■ **Exercise**
Make an exact copy of the entries below.

■ **Dataset records**
──────────
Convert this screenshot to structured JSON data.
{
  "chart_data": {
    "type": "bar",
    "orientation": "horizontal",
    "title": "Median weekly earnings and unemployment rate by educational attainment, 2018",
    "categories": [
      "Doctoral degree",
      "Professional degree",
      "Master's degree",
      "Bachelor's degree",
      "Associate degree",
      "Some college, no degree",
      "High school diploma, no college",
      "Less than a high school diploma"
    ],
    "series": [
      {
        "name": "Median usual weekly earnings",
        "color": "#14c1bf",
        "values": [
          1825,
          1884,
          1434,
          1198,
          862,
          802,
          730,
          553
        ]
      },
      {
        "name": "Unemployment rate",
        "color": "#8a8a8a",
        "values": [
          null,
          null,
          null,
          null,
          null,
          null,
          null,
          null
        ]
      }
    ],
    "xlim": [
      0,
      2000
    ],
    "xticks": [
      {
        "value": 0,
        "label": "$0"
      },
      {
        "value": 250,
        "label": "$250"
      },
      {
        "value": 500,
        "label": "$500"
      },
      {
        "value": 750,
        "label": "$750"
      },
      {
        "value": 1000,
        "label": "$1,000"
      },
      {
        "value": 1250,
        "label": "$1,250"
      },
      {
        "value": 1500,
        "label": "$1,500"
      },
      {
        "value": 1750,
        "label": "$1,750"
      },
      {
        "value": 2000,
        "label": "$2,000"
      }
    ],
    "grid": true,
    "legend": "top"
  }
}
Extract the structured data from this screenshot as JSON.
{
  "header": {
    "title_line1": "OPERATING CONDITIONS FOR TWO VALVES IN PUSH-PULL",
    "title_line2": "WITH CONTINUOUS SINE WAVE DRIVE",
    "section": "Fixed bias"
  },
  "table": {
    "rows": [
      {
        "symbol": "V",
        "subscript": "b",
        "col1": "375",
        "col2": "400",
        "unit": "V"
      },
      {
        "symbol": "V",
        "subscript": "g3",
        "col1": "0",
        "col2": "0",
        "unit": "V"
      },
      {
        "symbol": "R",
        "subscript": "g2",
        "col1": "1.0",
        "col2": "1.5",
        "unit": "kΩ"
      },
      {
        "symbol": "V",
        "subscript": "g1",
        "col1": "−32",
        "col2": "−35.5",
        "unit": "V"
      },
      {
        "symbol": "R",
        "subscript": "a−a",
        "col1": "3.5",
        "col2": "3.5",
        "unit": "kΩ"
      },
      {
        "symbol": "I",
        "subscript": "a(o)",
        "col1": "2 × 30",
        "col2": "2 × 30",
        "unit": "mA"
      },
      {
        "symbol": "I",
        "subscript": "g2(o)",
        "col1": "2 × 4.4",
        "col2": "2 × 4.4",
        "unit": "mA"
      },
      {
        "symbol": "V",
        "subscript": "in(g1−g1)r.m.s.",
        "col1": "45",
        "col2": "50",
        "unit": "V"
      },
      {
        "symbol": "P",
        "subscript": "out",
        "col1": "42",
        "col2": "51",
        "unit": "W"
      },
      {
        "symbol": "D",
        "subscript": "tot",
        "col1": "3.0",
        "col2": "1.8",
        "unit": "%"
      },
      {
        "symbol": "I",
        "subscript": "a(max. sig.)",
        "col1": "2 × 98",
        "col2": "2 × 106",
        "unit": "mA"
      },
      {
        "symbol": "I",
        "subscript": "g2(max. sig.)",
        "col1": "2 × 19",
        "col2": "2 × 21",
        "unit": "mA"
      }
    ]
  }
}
──────────
■ **Finished exercise**
Convert this screenshot to structured JSON data.
{
  "chart_data": {
    "type": "bar",
    "orientation": "horizontal",
    "title": "Median weekly earnings and unemployment rate by educational attainment, 2018",
    "categories": [
      "Doctoral degree",
      "Professional degree",
      "Master's degree",
      "Bachelor's degree",
      "Associate degree",
      "Some college, no degree",
      "High school diploma, no college",
      "Less than a high school diploma"
    ],
    "series": [
      {
        "name": "Median usual weekly earnings",
        "color": "#14c1bf",
        "values": [
          1825,
          1884,
          1434,
          1198,
          862,
          802,
          730,
          553
        ]
      },
      {
        "name": "Unemployment rate",
        "color": "#8a8a8a",
        "values": [
          null,
          null,
          null,
          null,
          null,
          null,
          null,
          null
        ]
      }
    ],
    "xlim": [
      0,
      2000
    ],
    "xticks": [
      {
        "value": 0,
        "label": "$0"
      },
      {
        "value": 250,
        "label": "$250"
      },
      {
        "value": 500,
        "label": "$500"
      },
      {
        "value": 750,
        "label": "$750"
      },
      {
        "value": 1000,
        "label": "$1,000"
      },
      {
        "value": 1250,
        "label": "$1,250"
      },
      {
        "value": 1500,
        "label": "$1,500"
      },
      {
        "value": 1750,
        "label": "$1,750"
      },
      {
        "value": 2000,
        "label": "$2,000"
      }
    ],
    "grid": true,
    "legend": "top"
  }
}
Extract the structured data from this screenshot as JSON.
{
  "header": {
    "title_line1": "OPERATING CONDITIONS FOR TWO VALVES IN PUSH-PULL",
    "title_line2": "WITH CONTINUOUS SINE WAVE DRIVE",
    "section": "Fixed bias"
  },
  "table": {
    "rows": [
      {
        "symbol": "V",
        "subscript": "b",
        "col1": "375",
        "col2": "400",
        "unit": "V"
      },
      {
        "symbol": "V",
        "subscript": "g3",
        "col1": "0",
        "col2": "0",
        "unit": "V"
      },
      {
        "symbol": "R",
        "subscript": "g2",
        "col1": "1.0",
        "col2": "1.5",
        "unit": "kΩ"
      },
      {
        "symbol": "V",
        "subscript": "g1",
        "col1": "−32",
        "col2": "−35.5",
        "unit": "V"
      },
      {
        "symbol": "R",
        "subscript": "a−a",
        "col1": "3.5",
        "col2": "3.5",
        "unit": "kΩ"
      },
      {
        "symbol": "I",
        "subscript": "a(o)",
        "col1": "2 × 30",
        "col2": "2 × 30",
        "unit": "mA"
      },
      {
        "symbol": "I",
        "subscript": "g2(o)",
        "col1": "2 × 4.4",
        "col2": "2 × 4.4",
        "unit": "mA"
      },
      {
        "symbol": "V",
        "subscript": "in(g1−g1)r.m.s.",
        "col1": "45",
        "col2": "50",
        "unit": "V"
      },
      {
        "symbol": "P",
        "subscript": "out",
        "col1": "42",
        "col2": "51",
        "unit": "W"
      },
      {
        "symbol": "D",
        "subscript": "tot",
        "col1": "3.0",
        "col2": "1.8",
        "unit": "%"
      },
      {
        "symbol": "I",
        "subscript": "a(max. sig.)",
        "col1": "2 × 98",
        "col2": "2 × 106",
        "unit": "mA"
      },
      {
        "symbol": "I",
        "subscript": "g2(max. sig.)",
        "col1": "2 × 19",
        "col2": "2 × 21",
        "unit": "mA"
      }
    ]
  }
}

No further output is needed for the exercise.